§ Data for processing:
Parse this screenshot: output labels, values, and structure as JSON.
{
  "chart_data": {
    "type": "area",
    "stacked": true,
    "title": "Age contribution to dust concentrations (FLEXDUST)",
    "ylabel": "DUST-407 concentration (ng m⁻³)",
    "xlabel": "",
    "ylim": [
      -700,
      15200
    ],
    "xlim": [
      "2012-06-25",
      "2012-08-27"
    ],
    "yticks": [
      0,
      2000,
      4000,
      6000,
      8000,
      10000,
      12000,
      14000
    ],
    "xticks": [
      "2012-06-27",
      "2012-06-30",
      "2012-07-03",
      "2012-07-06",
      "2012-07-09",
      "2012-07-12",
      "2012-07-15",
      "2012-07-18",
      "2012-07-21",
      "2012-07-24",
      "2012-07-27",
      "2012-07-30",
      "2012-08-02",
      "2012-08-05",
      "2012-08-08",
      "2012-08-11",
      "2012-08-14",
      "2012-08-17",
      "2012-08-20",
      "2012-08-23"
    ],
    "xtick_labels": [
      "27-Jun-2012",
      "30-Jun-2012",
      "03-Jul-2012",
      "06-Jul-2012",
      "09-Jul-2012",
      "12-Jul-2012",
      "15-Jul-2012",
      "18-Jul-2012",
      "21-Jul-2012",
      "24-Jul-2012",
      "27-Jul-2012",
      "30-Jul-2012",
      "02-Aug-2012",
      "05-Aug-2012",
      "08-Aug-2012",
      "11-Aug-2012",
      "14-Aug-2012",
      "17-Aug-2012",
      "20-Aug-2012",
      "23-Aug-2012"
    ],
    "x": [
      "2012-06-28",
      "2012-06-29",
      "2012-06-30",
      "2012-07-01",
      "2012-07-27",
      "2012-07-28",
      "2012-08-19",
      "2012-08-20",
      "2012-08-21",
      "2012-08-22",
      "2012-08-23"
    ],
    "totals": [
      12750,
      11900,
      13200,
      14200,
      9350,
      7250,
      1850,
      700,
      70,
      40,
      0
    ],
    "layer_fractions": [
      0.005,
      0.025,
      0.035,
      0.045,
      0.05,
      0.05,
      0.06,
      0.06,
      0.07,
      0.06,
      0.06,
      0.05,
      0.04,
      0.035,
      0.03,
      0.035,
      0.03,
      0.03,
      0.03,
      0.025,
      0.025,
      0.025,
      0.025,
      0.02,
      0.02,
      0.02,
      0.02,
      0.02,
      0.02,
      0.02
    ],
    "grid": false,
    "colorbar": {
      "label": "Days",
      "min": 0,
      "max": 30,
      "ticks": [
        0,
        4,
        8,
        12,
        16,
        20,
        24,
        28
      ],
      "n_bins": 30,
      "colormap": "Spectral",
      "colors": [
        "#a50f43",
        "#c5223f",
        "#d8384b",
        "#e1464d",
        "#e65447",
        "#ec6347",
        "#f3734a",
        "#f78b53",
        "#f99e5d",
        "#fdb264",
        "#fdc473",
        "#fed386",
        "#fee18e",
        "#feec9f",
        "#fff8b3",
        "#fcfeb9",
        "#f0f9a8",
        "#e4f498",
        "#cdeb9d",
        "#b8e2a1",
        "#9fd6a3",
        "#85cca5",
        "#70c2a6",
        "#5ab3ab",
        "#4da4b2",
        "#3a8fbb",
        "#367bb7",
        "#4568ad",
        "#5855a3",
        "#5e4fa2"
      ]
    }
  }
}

§ Objective:
Reproduce the material above without altering a single character.

§ Complete response:
Parse this screenshot: output labels, values, and structure as JSON.
{
  "chart_data": {
    "type": "area",
    "stacked": true,
    "title": "Age contribution to dust concentrations (FLEXDUST)",
    "ylabel": "DUST-407 concentration (ng m⁻³)",
    "xlabel": "",
    "ylim": [
      -700,
      15200
    ],
    "xlim": [
      "2012-06-25",
      "2012-08-27"
    ],
    "yticks": [
      0,
      2000,
      4000,
      6000,
      8000,
      10000,
      12000,
      14000
    ],
    "xticks": [
      "2012-06-27",
      "2012-06-30",
      "2012-07-03",
      "2012-07-06",
      "2012-07-09",
      "2012-07-12",
      "2012-07-15",
      "2012-07-18",
      "2012-07-21",
      "2012-07-24",
      "2012-07-27",
      "2012-07-30",
      "2012-08-02",
      "2012-08-05",
      "2012-08-08",
      "2012-08-11",
      "2012-08-14",
      "2012-08-17",
      "2012-08-20",
      "2012-08-23"
    ],
    "xtick_labels": [
      "27-Jun-2012",
      "30-Jun-2012",
      "03-Jul-2012",
      "06-Jul-2012",
      "09-Jul-2012",
      "12-Jul-2012",
      "15-Jul-2012",
      "18-Jul-2012",
      "21-Jul-2012",
      "24-Jul-2012",
      "27-Jul-2012",
      "30-Jul-2012",
      "02-Aug-2012",
      "05-Aug-2012",
      "08-Aug-2012",
      "11-Aug-2012",
      "14-Aug-2012",
      "17-Aug-2012",
      "20-Aug-2012",
      "23-Aug-2012"
    ],
    "x": [
      "2012-06-28",
      "2012-06-29",
      "2012-06-30",
      "2012-07-01",
      "2012-07-27",
      "2012-07-28",
      "2012-08-19",
      "2012-08-20",
      "2012-08-21",
      "2012-08-22",
      "2012-08-23"
    ],
    "totals": [
      12750,
      11900,
      13200,
      14200,
      9350,
      7250,
      1850,
      700,
      70,
      40,
      0
    ],
    "layer_fractions": [
      0.005,
      0.025,
      0.035,
      0.045,
      0.05,
      0.05,
      0.06,
      0.06,
      0.07,
      0.06,
      0.06,
      0.05,
      0.04,
      0.035,
      0.03,
      0.035,
      0.03,
      0.03,
      0.03,
      0.025,
      0.025,
      0.025,
      0.025,
      0.02,
      0.02,
      0.02,
      0.02,
      0.02,
      0.02,
      0.02
    ],
    "grid": false,
    "colorbar": {
      "label": "Days",
      "min": 0,
      "max": 30,
      "ticks": [
        0,
        4,
        8,
        12,
        16,
        20,
        24,
        28
      ],
      "n_bins": 30,
      "colormap": "Spectral",
      "colors": [
        "#a50f43",
        "#c5223f",
        "#d8384b",
        "#e1464d",
        "#e65447",
        "#ec6347",
        "#f3734a",
        "#f78b53",
        "#f99e5d",
        "#fdb264",
        "#fdc473",
        "#fed386",
        "#fee18e",
        "#feec9f",
        "#fff8b3",
        "#fcfeb9",
        "#f0f9a8",
        "#e4f498",
        "#cdeb9d",
        "#b8e2a1",
        "#9fd6a3",
        "#85cca5",
        "#70c2a6",
        "#5ab3ab",
        "#4da4b2",
        "#3a8fbb",
        "#367bb7",
        "#4568ad",
        "#5855a3",
        "#5e4fa2"
      ]
    }
  }
}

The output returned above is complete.